[Extracted data entries]
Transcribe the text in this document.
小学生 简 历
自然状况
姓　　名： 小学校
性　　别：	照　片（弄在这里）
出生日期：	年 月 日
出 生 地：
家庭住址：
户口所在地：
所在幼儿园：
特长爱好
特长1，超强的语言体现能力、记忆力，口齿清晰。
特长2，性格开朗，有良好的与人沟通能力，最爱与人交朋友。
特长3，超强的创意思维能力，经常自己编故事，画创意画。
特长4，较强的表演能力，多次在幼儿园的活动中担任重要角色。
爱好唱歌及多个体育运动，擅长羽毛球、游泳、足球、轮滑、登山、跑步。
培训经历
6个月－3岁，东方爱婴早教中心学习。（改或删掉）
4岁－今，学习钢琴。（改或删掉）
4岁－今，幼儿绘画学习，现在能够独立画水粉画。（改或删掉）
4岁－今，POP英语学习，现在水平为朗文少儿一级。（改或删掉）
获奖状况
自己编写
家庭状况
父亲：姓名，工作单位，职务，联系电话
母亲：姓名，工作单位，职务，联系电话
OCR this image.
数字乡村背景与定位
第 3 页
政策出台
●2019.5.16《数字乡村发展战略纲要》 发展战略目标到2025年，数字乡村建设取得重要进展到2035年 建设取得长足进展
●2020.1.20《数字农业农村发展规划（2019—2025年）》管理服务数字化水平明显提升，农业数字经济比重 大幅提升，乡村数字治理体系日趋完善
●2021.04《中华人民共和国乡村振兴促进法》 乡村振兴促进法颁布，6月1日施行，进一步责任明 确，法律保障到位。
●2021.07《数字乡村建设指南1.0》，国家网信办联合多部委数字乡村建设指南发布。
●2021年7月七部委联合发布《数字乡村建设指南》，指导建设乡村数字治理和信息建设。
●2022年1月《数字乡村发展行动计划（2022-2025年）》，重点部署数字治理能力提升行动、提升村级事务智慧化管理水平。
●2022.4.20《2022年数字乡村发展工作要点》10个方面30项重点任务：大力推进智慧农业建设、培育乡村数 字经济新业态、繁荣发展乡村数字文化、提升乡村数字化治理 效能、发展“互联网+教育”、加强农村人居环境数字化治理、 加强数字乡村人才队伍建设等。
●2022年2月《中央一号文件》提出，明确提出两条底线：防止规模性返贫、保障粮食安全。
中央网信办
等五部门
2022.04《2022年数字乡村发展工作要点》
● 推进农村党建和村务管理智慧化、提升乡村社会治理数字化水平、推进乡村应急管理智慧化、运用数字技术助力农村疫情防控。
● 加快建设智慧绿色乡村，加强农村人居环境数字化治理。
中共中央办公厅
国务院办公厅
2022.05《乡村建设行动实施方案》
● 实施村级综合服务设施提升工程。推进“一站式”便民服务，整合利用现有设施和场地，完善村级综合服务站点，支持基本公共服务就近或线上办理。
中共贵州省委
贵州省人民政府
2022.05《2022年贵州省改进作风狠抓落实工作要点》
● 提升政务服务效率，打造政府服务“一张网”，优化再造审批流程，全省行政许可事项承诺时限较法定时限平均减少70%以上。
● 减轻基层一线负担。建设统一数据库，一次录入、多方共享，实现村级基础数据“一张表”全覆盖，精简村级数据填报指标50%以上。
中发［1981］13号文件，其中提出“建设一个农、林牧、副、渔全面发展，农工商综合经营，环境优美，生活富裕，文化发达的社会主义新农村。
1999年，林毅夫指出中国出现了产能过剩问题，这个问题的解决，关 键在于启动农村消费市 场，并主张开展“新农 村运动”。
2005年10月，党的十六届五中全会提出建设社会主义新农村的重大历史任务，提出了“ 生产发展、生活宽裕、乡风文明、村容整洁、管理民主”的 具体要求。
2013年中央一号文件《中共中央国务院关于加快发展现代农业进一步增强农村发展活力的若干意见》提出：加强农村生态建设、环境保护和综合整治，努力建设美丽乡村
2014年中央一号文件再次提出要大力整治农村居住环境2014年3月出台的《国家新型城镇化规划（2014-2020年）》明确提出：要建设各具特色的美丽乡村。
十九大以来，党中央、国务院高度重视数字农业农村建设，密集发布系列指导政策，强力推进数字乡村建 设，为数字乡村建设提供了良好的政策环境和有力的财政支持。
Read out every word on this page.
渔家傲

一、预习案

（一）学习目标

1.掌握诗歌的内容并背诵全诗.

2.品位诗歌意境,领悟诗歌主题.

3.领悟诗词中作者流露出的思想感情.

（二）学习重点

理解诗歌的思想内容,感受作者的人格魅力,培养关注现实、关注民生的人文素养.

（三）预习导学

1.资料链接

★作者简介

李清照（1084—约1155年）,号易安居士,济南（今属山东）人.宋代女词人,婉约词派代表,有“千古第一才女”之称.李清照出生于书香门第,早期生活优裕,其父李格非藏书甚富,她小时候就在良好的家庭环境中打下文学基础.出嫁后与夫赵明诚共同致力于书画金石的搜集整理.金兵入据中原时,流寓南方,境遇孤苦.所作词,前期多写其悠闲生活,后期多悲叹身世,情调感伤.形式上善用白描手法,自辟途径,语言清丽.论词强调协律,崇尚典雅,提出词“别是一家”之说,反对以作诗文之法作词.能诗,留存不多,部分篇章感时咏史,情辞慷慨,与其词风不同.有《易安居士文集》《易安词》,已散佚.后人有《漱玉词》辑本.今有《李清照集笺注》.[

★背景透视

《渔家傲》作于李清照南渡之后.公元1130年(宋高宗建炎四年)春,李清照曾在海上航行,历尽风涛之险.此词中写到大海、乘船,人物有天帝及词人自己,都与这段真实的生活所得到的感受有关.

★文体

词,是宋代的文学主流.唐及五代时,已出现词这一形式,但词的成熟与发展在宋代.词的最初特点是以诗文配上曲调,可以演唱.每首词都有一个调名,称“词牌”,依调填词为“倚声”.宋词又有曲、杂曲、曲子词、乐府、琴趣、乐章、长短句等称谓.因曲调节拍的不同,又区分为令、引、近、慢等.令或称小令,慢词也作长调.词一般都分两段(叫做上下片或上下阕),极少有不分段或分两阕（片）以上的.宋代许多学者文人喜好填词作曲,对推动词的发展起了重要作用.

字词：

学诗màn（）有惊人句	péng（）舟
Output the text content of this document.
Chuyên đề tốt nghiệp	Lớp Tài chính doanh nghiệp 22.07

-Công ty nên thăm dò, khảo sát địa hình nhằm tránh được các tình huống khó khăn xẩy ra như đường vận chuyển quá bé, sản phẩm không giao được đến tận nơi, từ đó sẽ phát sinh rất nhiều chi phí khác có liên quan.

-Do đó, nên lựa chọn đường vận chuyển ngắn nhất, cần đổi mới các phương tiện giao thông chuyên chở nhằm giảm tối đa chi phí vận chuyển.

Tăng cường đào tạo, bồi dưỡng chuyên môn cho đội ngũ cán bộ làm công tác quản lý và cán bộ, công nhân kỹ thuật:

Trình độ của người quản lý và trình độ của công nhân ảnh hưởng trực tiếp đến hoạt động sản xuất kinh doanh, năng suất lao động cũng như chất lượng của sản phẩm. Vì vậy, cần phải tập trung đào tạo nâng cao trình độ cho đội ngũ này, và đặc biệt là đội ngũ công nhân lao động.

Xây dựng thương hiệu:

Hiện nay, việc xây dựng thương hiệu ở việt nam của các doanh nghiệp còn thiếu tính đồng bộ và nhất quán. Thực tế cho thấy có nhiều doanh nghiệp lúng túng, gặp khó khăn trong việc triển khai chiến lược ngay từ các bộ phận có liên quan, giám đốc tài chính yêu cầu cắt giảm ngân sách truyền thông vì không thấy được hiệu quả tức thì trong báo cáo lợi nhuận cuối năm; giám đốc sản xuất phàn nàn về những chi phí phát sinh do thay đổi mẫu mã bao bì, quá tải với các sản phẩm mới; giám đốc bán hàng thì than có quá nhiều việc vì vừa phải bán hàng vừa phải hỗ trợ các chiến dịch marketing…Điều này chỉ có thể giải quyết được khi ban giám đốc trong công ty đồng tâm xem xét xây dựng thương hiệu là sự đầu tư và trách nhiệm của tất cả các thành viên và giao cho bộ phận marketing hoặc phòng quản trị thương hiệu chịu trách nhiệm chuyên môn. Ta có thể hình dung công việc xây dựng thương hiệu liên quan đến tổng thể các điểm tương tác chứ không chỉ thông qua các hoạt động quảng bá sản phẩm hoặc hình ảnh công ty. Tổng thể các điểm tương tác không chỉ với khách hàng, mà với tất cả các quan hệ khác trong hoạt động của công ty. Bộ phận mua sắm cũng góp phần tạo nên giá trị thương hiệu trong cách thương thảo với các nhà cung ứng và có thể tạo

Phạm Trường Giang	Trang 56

# WHAT IS NEEDED
Show the lines of the data that hold the word "this".

# RIGHT ANSWER
Transcribe the text in this document.
OCR this image.
Read out every word on this page.
Output the text content of this document.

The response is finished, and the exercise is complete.